> [PROVIDED TEXT]:
# # #

I recently asked a PI how much data space he thought he and his team of researchers might need over, say, the next two years. Based on his current research he thought perhaps, 1-2 GB per project would be about right on average, although he did have one anomalous project the raw data for which is video records for which he thought about 50 GB would be ample. He then went on to say that predicting with any confidence how much research data would be generated by his research team over a longer time frame would be difficult since that would mean knowing what research they were doing, and that in turn would depend on what money was being put on the table, choices about bid writing, and bid success, studentships on offer and so on.
I decided to pursue the ‘anomalous’ project by talking to the project researcher in question. This what he said:
‘I originally recorded three main types of data: computer logging information, screen capture and webcam video, and mobile camera footage. Of these I generated (per week) about 1MB of logging data, about 26GB of screen capture and webcam footage and about 24GB of mobile footage.
‘I recorded data for three weeks (~150GB) and stored all of the originals for this period in addition to the converted files necessary for coding. I did not, however, store all the original files for the mobile video camera due to their size, approximately reducing them by half.
‘In addition to this I deleted a further nine weeks of data (~ 600-700GB) gathered during the participants’ acclimatisation period. Had the storage been available I would have kept and converted this data also, because there are a number of extremely relevant research questions that could be investigated based on it. This would have given an uncompressed total somewhere in the region of 1TB.’
Quite a difference, then, from the original 50 gigabytes guessed at by the PI.
This raises a number of questions. The first is about the confidence with which one can ask questions at ‘one remove’ about data use and have faith in the answers; even when there is no real prediction involved. When prediction is involved based on insufficient information then the quality of the answer is likely to be poor. If a question is motivated by the need to plan ahead, a ‘good’ answer is needed if good plans are to be made. Good data management planning requires good information: the inelegant dictum: ‘garbage in: garbage out’ applies. We are currently being asked to answer many questions, or having ourselves to ask them, about future data management needs. How, then, to we get good information upon which to base our data management?
Equally important, though, is the question of information proliferation. Currently there are about 130 GB of data on file for the project in question. With good house-keeping (aka, delete-and-be-damned) there might, say, be 50 gigabytes. How much of the 1TB that might be collected by project end would have been kept if the principal driver were to maximize the amount of data available for re-use? Presumably all of it, together with additional contextualizing data to maximize its amenability to re-use. But of course, that’s not the end of it: this data will need to be ‘managed’ during the project in accordance with the data management policies in force, and managed thereafter during the period appropriate to its continued usefulness and research funder policy.
So my question is: ‘to what extent will our data storage needs and concomitant management effort be inflated by the act of formalizing research data management?’.
And: ‘Can the research budget afford it?’.
Your views, as ever, most welcome.

# # #

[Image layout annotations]
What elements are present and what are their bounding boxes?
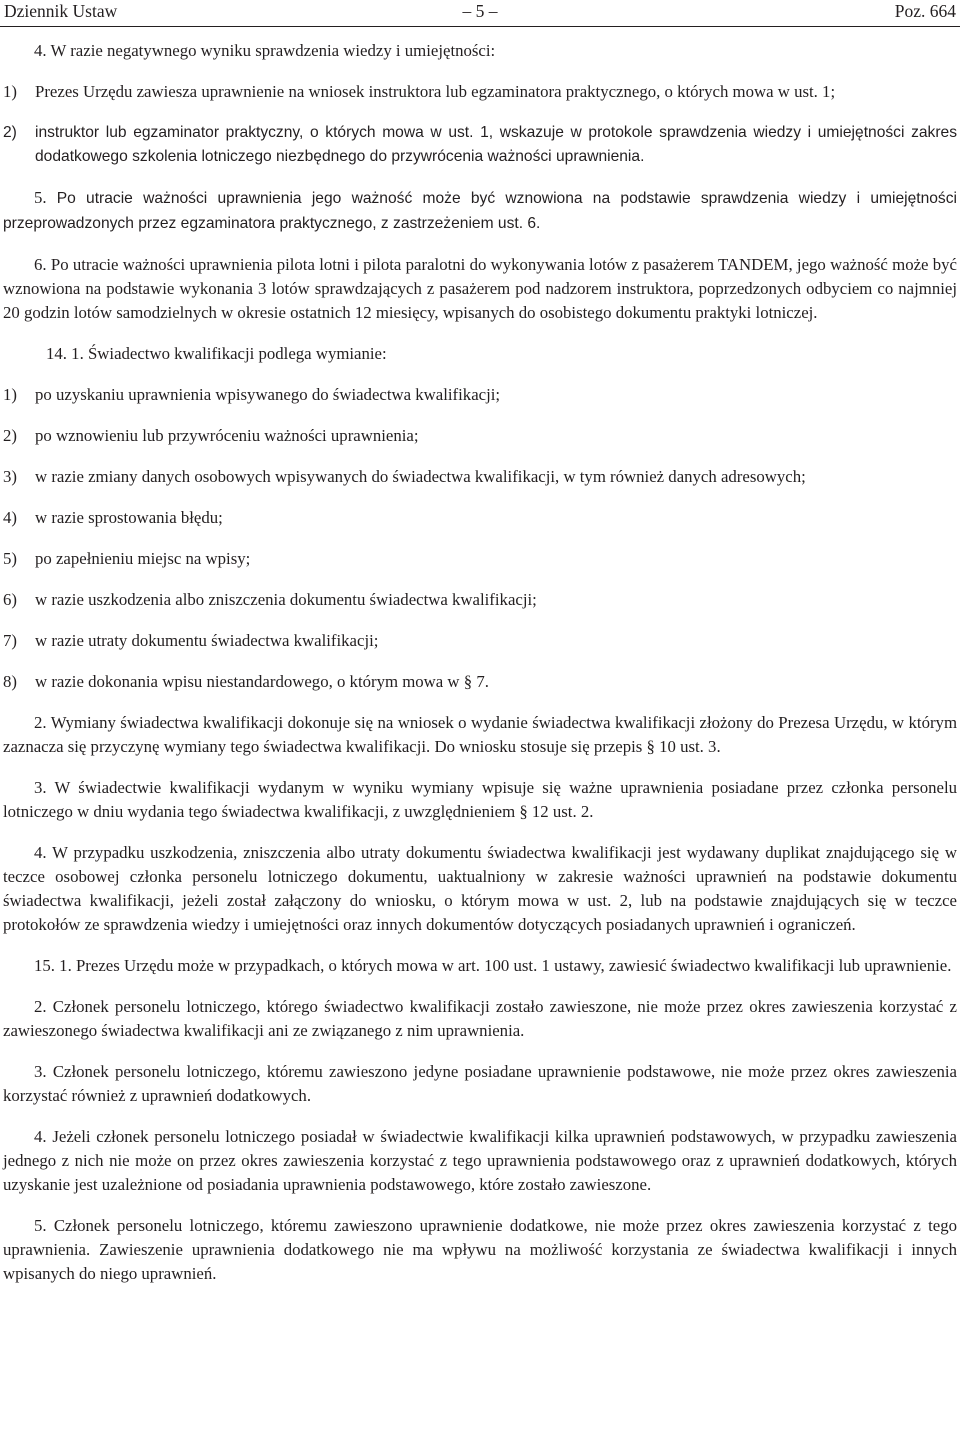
list-item-number: 2) <box>3 426 17 445</box>
list-item <box>3 383 957 407</box>
paragraph: 5. Członek personelu lotniczego, któremu zawieszono uprawnienie dodatkowe, nie może przez okres zawieszenia korzystać z tego uprawnienia. Zawieszenie uprawnienia dodatkowego nie ma wpływu na możliwość korzystania ze świadectwa kwalifikacji i innych wpisanych do niego uprawnień. <box>3 1216 957 1283</box>
paragraph: 3. W świadectwie kwalifikacji wydanym w wyniku wymiany wpisuje się ważne uprawnienia posiadane przez członka personelu lotniczego w dniu wydania tego świadectwa kwalifikacji, z uwzględnieniem § 12 ust. 2. <box>3 778 957 821</box>
list-item-number: 3) <box>3 467 17 486</box>
list-item-number: 1) <box>3 82 17 101</box>
position-number: Poz. 664 <box>894 1 956 21</box>
list-item-text: w razie zmiany danych osobowych wpisywanych do świadectwa kwalifikacji, w tym również danych adresowych; <box>35 467 806 486</box>
list-item <box>3 547 957 571</box>
list-item <box>3 588 957 612</box>
list-item <box>3 506 957 530</box>
document-body <box>3 39 957 1286</box>
paragraph: 2. Członek personelu lotniczego, którego świadectwo kwalifikacji zostało zawieszone, nie może przez okres zawieszenia korzystać z zawieszonego świadectwa kwalifikacji ani ze związanego z nim uprawnienia. <box>3 997 957 1040</box>
list-item-text: po zapełnieniu miejsc na wpisy; <box>35 549 251 568</box>
paragraph: 4. W razie negatywnego wyniku sprawdzenia wiedzy i umiejętności: <box>34 41 496 60</box>
paragraph: 4. W przypadku uszkodzenia, zniszczenia albo utraty dokumentu świadectwa kwalifikacji jest wydawany duplikat znajdującego się w teczce osobowej członka personelu lotniczego dokumentu, uaktualniony w zakresie ważności uprawnień na podstawie dokumentu świadectwa kwalifikacji, jeżeli został załączony do wniosku, o którym mowa w ust. 2, lub na podstawie znajdujących się w teczce protokołów ze sprawdzenia wiedzy i umiejętności oraz innych dokumentów dotyczących posiadanych uprawnień i ograniczeń. <box>3 843 957 934</box>
list-item <box>3 121 957 169</box>
page-number: – 5 – <box>462 1 498 21</box>
paragraph: 3. Członek personelu lotniczego, któremu zawieszono jedyne posiadane uprawnienie podstawowe, nie może przez okres zawieszenia korzystać również z uprawnień dodatkowych. <box>3 1062 957 1105</box>
list-item-number: 8) <box>3 672 17 691</box>
list-item-text: po wznowieniu lub przywróceniu ważności uprawnienia; <box>35 426 419 445</box>
paragraph: 6. Po utracie ważności uprawnienia pilota lotni i pilota paralotni do wykonywania lotów z pasażerem TANDEM, jego ważność może być wznowiona na podstawie wykonania 3 lotów sprawdzających z pasażerem pod nadzorem instruktora, poprzedzonych odbyciem co najmniej 20 godzin lotów samodzielnych w okresie ostatnich 12 miesięcy, wpisanych do osobistego dokumentu praktyki lotniczej. <box>3 255 957 322</box>
list-item-text: w razie utraty dokumentu świadectwa kwalifikacji; <box>35 631 379 650</box>
list-item-text: instruktor lub egzaminator praktyczny, o których mowa w ust. 1, wskazuje w protokole sprawdzenia wiedzy i umiejętności zakres dodatkowego szkolenia lotniczego niezbędnego do przywrócenia ważności uprawnienia. <box>35 124 957 165</box>
list-item-number: 2) <box>3 124 17 141</box>
list-item <box>3 629 957 653</box>
list-item <box>3 465 957 489</box>
list-item-number: 7) <box>3 631 17 650</box>
section-heading: 14. 1. Świadectwo kwalifikacji podlega wymianie: <box>46 344 387 363</box>
paragraph-number: 5. <box>34 188 47 207</box>
paragraph: 15. 1. Prezes Urzędu może w przypadkach, o których mowa w art. 100 ust. 1 ustawy, zawiesić świadectwo kwalifikacji lub uprawnienie. <box>34 956 952 975</box>
list-item-text: po uzyskaniu uprawnienia wpisywanego do świadectwa kwalifikacji; <box>35 385 501 404</box>
list-item-number: 1) <box>3 385 17 404</box>
paragraph <box>3 186 957 236</box>
list-item-number: 4) <box>3 508 17 527</box>
list-item-number: 6) <box>3 590 17 609</box>
list-item <box>3 80 957 104</box>
list-item-text: w razie sprostowania błędu; <box>35 508 223 527</box>
paragraph: 4. Jeżeli członek personelu lotniczego posiadał w świadectwie kwalifikacji kilka uprawnień podstawowych, w przypadku zawieszenia jednego z nich nie może on przez okres zawieszenia korzystać z tego uprawnienia podstawowego oraz z uprawnień dodatkowych, których uzyskanie jest uzależnione od posiadania uprawnienia podstawowego, które zostało zawieszone. <box>3 1127 957 1194</box>
list-item-text: w razie dokonania wpisu niestandardowego, o którym mowa w § 7. <box>35 672 489 691</box>
list-item <box>3 424 957 448</box>
list-item <box>3 670 957 694</box>
list-item-number: 5) <box>3 549 17 568</box>
list-item-text: Prezes Urzędu zawiesza uprawnienie na wniosek instruktora lub egzaminatora praktycznego, o których mowa w ust. 1; <box>35 82 836 101</box>
page-header <box>0 0 960 27</box>
list-item-text: w razie uszkodzenia albo zniszczenia dokumentu świadectwa kwalifikacji; <box>35 590 537 609</box>
journal-title: Dziennik Ustaw <box>4 1 118 21</box>
paragraph: 2. Wymiany świadectwa kwalifikacji dokonuje się na wniosek o wydanie świadectwa kwalifikacji złożony do Prezesa Urzędu, w którym zaznacza się przyczynę wymiany tego świadectwa kwalifikacji. Do wniosku stosuje się przepis § 10 ust. 3. <box>3 713 957 756</box>
paragraph-text: Po utracie ważności uprawnienia jego ważność może być wznowiona na podstawie sprawdzenia wiedzy i umiejętności przeprowadzonych przez egzaminatora praktycznego, z zastrzeżeniem ust. 6. <box>3 190 957 232</box>
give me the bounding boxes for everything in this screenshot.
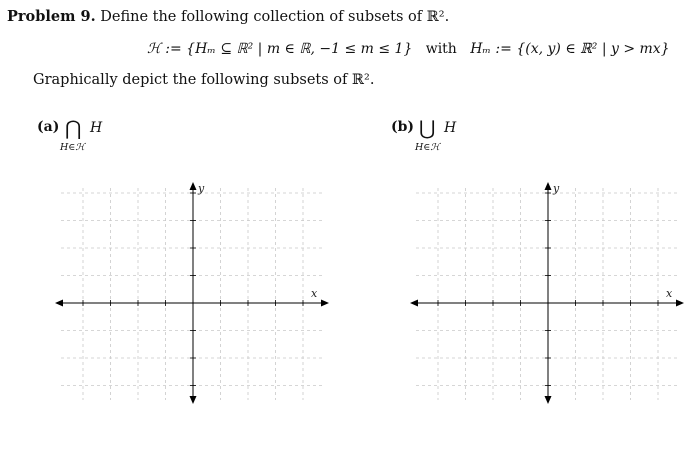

# # #

> [WRITTEN REQUEST]:
From the research data storage text above, quote the stretch from "So my question" through "budget afford it?’.".

> [RESPONSE TO THE EXERCISE]:
So my question is: ‘to what extent will our data storage needs and concomitant management effort be inflated by the act of formalizing research data management?’.
And: ‘Can the research budget afford it?’.